--- Raw data ---

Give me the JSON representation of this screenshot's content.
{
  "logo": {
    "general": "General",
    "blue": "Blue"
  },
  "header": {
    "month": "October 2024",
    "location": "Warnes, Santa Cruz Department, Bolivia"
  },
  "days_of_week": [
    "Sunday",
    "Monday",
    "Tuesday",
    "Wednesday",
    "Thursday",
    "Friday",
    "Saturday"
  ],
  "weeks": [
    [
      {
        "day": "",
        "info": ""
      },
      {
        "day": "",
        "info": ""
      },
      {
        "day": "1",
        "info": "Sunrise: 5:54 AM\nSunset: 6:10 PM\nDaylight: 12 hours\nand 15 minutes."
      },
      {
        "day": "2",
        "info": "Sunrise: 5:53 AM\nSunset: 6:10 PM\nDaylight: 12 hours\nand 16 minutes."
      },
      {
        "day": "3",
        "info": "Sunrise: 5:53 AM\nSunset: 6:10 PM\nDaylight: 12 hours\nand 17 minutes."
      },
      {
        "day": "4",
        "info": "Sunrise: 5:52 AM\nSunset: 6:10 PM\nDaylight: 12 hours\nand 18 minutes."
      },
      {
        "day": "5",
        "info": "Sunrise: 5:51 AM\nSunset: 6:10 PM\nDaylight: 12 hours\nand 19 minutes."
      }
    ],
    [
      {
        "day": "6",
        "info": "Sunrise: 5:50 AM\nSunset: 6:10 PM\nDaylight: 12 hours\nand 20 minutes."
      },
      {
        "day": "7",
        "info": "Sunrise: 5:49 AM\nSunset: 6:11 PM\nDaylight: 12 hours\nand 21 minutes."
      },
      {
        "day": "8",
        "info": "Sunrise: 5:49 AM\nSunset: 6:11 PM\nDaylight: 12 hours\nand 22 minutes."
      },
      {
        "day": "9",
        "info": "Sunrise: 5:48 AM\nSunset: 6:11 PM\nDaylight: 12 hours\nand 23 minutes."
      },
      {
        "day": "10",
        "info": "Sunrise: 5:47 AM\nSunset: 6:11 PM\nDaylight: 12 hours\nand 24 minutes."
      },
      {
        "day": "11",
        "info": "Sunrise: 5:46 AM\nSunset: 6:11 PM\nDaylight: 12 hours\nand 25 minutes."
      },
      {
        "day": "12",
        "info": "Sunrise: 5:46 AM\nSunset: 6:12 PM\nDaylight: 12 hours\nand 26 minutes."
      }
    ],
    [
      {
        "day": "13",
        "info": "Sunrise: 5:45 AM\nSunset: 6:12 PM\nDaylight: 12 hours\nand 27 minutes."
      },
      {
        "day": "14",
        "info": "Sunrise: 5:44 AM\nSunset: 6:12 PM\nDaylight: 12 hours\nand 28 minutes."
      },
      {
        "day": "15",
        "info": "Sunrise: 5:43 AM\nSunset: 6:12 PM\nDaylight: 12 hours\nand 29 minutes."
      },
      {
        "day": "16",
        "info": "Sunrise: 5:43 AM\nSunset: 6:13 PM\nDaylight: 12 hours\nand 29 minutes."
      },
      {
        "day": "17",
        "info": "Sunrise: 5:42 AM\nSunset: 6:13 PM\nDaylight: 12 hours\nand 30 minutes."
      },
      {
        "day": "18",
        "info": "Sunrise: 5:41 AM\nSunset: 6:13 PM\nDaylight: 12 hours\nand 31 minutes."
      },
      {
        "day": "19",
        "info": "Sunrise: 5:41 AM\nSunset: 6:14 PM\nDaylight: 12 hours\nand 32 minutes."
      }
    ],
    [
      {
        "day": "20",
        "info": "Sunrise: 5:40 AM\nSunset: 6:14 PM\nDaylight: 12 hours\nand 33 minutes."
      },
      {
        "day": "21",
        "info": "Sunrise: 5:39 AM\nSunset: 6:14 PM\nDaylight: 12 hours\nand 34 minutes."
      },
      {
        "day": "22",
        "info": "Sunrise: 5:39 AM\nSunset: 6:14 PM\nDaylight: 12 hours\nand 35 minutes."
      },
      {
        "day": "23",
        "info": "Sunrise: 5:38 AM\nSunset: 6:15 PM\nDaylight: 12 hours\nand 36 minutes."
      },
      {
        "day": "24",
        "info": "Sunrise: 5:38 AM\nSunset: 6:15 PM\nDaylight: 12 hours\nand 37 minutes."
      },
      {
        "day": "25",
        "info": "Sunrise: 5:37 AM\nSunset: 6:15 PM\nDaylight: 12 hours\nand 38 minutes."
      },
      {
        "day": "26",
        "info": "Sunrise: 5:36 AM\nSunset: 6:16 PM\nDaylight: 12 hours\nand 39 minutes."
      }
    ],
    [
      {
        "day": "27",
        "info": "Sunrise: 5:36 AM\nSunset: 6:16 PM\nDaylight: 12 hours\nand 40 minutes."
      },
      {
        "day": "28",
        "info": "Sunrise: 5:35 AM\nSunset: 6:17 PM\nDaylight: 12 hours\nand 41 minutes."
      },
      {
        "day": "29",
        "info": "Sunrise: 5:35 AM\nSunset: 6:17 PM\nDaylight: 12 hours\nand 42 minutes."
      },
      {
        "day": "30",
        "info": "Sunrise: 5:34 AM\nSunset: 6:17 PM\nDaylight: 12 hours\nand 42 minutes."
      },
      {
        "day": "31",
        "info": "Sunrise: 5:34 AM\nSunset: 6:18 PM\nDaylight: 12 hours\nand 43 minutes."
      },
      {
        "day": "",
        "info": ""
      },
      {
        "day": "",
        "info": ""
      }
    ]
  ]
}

---

Print every record exactly as it was given.

**Result of the exercise**
Give me the JSON representation of this screenshot's content.
{
  "logo": {
    "general": "General",
    "blue": "Blue"
  },
  "header": {
    "month": "October 2024",
    "location": "Warnes, Santa Cruz Department, Bolivia"
  },
  "days_of_week": [
    "Sunday",
    "Monday",
    "Tuesday",
    "Wednesday",
    "Thursday",
    "Friday",
    "Saturday"
  ],
  "weeks": [
    [
      {
        "day": "",
        "info": ""
      },
      {
        "day": "",
        "info": ""
      },
      {
        "day": "1",
        "info": "Sunrise: 5:54 AM\nSunset: 6:10 PM\nDaylight: 12 hours\nand 15 minutes."
      },
      {
        "day": "2",
        "info": "Sunrise: 5:53 AM\nSunset: 6:10 PM\nDaylight: 12 hours\nand 16 minutes."
      },
      {
        "day": "3",
        "info": "Sunrise: 5:53 AM\nSunset: 6:10 PM\nDaylight: 12 hours\nand 17 minutes."
      },
      {
        "day": "4",
        "info": "Sunrise: 5:52 AM\nSunset: 6:10 PM\nDaylight: 12 hours\nand 18 minutes."
      },
      {
        "day": "5",
        "info": "Sunrise: 5:51 AM\nSunset: 6:10 PM\nDaylight: 12 hours\nand 19 minutes."
      }
    ],
    [
      {
        "day": "6",
        "info": "Sunrise: 5:50 AM\nSunset: 6:10 PM\nDaylight: 12 hours\nand 20 minutes."
      },
      {
        "day": "7",
        "info": "Sunrise: 5:49 AM\nSunset: 6:11 PM\nDaylight: 12 hours\nand 21 minutes."
      },
      {
        "day": "8",
        "info": "Sunrise: 5:49 AM\nSunset: 6:11 PM\nDaylight: 12 hours\nand 22 minutes."
      },
      {
        "day": "9",
        "info": "Sunrise: 5:48 AM\nSunset: 6:11 PM\nDaylight: 12 hours\nand 23 minutes."
      },
      {
        "day": "10",
        "info": "Sunrise: 5:47 AM\nSunset: 6:11 PM\nDaylight: 12 hours\nand 24 minutes."
      },
      {
        "day": "11",
        "info": "Sunrise: 5:46 AM\nSunset: 6:11 PM\nDaylight: 12 hours\nand 25 minutes."
      },
      {
        "day": "12",
        "info": "Sunrise: 5:46 AM\nSunset: 6:12 PM\nDaylight: 12 hours\nand 26 minutes."
      }
    ],
    [
      {
        "day": "13",
        "info": "Sunrise: 5:45 AM\nSunset: 6:12 PM\nDaylight: 12 hours\nand 27 minutes."
      },
      {
        "day": "14",
        "info": "Sunrise: 5:44 AM\nSunset: 6:12 PM\nDaylight: 12 hours\nand 28 minutes."
      },
      {
        "day": "15",
        "info": "Sunrise: 5:43 AM\nSunset: 6:12 PM\nDaylight: 12 hours\nand 29 minutes."
      },
      {
        "day": "16",
        "info": "Sunrise: 5:43 AM\nSunset: 6:13 PM\nDaylight: 12 hours\nand 29 minutes."
      },
      {
        "day": "17",
        "info": "Sunrise: 5:42 AM\nSunset: 6:13 PM\nDaylight: 12 hours\nand 30 minutes."
      },
      {
        "day": "18",
        "info": "Sunrise: 5:41 AM\nSunset: 6:13 PM\nDaylight: 12 hours\nand 31 minutes."
      },
      {
        "day": "19",
        "info": "Sunrise: 5:41 AM\nSunset: 6:14 PM\nDaylight: 12 hours\nand 32 minutes."
      }
    ],
    [
      {
        "day": "20",
        "info": "Sunrise: 5:40 AM\nSunset: 6:14 PM\nDaylight: 12 hours\nand 33 minutes."
      },
      {
        "day": "21",
        "info": "Sunrise: 5:39 AM\nSunset: 6:14 PM\nDaylight: 12 hours\nand 34 minutes."
      },
      {
        "day": "22",
        "info": "Sunrise: 5:39 AM\nSunset: 6:14 PM\nDaylight: 12 hours\nand 35 minutes."
      },
      {
        "day": "23",
        "info": "Sunrise: 5:38 AM\nSunset: 6:15 PM\nDaylight: 12 hours\nand 36 minutes."
      },
      {
        "day": "24",
        "info": "Sunrise: 5:38 AM\nSunset: 6:15 PM\nDaylight: 12 hours\nand 37 minutes."
      },
      {
        "day": "25",
        "info": "Sunrise: 5:37 AM\nSunset: 6:15 PM\nDaylight: 12 hours\nand 38 minutes."
      },
      {
        "day": "26",
        "info": "Sunrise: 5:36 AM\nSunset: 6:16 PM\nDaylight: 12 hours\nand 39 minutes."
      }
    ],
    [
      {
        "day": "27",
        "info": "Sunrise: 5:36 AM\nSunset: 6:16 PM\nDaylight: 12 hours\nand 40 minutes."
      },
      {
        "day": "28",
        "info": "Sunrise: 5:35 AM\nSunset: 6:17 PM\nDaylight: 12 hours\nand 41 minutes."
      },
      {
        "day": "29",
        "info": "Sunrise: 5:35 AM\nSunset: 6:17 PM\nDaylight: 12 hours\nand 42 minutes."
      },
      {
        "day": "30",
        "info": "Sunrise: 5:34 AM\nSunset: 6:17 PM\nDaylight: 12 hours\nand 42 minutes."
      },
      {
        "day": "31",
        "info": "Sunrise: 5:34 AM\nSunset: 6:18 PM\nDaylight: 12 hours\nand 43 minutes."
      },
      {
        "day": "",
        "info": ""
      },
      {
        "day": "",
        "info": ""
      }
    ]
  ]
}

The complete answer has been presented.